Take each line that has the word "values" and return it.

[Items from a figure collection]
▼

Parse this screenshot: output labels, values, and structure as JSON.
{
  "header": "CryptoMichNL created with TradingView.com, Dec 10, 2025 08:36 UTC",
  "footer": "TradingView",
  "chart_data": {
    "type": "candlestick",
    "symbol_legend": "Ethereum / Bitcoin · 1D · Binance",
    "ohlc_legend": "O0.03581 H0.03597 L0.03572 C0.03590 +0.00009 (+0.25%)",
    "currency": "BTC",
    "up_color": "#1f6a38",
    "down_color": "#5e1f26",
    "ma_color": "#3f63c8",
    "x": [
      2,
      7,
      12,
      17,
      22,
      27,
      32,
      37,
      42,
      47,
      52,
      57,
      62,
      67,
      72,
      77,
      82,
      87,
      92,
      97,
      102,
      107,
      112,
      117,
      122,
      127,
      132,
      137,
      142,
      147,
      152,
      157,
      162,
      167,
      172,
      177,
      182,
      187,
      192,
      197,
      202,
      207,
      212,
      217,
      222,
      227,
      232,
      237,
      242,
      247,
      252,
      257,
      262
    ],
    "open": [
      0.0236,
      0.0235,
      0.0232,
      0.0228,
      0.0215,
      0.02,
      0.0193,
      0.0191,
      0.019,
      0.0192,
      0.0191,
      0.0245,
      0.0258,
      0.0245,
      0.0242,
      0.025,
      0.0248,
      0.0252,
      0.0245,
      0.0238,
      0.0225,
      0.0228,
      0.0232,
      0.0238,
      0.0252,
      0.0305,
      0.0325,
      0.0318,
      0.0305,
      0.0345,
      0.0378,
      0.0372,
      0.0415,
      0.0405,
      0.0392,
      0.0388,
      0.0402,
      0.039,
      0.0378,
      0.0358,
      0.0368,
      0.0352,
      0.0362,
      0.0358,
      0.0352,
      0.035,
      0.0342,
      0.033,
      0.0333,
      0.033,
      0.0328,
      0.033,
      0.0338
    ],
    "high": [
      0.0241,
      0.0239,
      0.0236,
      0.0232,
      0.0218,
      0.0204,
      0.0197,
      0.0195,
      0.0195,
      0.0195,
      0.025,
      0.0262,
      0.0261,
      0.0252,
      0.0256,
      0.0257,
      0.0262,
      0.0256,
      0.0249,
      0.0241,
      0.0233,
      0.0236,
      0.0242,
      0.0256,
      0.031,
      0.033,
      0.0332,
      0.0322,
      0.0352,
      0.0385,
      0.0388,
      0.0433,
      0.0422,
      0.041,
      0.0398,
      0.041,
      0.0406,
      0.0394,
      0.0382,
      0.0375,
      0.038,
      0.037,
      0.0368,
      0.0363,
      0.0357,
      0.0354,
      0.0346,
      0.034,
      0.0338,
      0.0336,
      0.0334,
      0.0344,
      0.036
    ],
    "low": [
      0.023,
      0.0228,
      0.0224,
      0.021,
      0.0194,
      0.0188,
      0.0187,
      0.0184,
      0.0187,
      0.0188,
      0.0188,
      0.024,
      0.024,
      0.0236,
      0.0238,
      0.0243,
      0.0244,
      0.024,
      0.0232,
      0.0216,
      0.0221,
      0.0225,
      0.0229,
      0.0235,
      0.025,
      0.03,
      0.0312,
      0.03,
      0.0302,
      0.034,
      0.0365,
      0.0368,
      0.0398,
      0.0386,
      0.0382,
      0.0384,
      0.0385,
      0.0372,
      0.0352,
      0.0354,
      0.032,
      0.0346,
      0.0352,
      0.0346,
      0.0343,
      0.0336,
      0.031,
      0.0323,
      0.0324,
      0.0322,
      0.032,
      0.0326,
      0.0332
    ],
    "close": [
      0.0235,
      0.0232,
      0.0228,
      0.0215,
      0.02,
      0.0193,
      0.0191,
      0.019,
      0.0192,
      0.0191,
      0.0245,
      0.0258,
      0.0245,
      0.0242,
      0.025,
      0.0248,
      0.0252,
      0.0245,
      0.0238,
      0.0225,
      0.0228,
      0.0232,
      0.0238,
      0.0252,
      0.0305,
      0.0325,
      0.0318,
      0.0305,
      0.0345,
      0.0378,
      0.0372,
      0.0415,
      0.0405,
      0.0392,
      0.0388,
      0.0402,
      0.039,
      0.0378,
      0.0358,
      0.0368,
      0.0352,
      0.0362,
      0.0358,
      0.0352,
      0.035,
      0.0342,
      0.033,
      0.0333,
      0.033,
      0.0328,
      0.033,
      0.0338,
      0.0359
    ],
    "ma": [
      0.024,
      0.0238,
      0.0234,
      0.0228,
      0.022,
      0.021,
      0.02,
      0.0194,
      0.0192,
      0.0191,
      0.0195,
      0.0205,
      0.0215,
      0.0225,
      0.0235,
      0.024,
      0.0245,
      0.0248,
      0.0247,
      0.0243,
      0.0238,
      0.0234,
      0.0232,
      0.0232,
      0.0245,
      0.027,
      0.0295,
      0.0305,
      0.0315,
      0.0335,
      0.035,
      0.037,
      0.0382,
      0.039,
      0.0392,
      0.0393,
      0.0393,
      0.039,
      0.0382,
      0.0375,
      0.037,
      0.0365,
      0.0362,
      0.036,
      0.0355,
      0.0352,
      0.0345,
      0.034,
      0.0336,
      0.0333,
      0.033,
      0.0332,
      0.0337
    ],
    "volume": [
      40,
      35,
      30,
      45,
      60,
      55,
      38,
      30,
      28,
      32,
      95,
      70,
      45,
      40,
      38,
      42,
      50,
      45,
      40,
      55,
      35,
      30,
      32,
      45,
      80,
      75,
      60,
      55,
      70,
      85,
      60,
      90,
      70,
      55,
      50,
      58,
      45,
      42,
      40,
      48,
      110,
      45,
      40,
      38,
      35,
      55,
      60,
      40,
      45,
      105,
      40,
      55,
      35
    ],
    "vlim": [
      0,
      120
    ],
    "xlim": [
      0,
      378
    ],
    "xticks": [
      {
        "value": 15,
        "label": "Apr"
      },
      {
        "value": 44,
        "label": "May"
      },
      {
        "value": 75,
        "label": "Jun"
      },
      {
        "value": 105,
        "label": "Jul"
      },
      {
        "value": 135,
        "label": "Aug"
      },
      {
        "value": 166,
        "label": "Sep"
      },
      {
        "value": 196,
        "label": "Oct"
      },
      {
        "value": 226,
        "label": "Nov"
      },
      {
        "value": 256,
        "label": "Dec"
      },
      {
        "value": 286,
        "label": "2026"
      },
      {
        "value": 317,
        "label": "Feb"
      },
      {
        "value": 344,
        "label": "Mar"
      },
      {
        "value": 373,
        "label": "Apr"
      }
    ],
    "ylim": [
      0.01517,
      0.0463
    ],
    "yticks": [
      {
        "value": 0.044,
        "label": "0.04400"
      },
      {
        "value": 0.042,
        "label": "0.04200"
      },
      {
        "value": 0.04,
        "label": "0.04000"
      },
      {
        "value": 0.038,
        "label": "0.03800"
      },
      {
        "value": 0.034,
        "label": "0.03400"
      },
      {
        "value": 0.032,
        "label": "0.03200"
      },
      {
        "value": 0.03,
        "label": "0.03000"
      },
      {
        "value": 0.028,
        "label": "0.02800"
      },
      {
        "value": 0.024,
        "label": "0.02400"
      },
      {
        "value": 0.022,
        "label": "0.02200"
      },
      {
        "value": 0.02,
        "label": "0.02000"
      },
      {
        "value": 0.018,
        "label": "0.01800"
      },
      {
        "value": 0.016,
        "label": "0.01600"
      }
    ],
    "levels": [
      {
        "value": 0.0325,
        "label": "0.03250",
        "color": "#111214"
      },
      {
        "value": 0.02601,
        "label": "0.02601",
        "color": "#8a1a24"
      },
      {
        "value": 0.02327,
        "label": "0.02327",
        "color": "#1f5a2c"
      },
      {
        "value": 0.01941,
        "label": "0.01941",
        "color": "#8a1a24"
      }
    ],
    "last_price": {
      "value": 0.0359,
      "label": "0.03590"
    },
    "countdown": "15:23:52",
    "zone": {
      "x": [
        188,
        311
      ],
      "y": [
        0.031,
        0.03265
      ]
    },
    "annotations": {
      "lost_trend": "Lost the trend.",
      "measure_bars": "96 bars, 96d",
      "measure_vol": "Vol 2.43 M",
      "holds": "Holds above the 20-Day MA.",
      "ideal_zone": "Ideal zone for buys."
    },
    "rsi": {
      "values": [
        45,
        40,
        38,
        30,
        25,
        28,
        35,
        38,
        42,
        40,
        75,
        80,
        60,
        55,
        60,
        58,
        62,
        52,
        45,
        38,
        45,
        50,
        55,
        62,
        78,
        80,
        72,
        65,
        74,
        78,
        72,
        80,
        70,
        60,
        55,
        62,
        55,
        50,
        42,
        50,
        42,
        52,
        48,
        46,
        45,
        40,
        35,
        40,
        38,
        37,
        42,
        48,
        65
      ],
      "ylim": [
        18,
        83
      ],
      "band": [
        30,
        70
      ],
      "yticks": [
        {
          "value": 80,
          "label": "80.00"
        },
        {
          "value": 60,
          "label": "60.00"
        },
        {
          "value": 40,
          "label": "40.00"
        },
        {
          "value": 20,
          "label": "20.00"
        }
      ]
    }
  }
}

▲

WRITTEN RESPONSE:
Parse this screenshot: output labels, values, and structure as JSON.
      "values": [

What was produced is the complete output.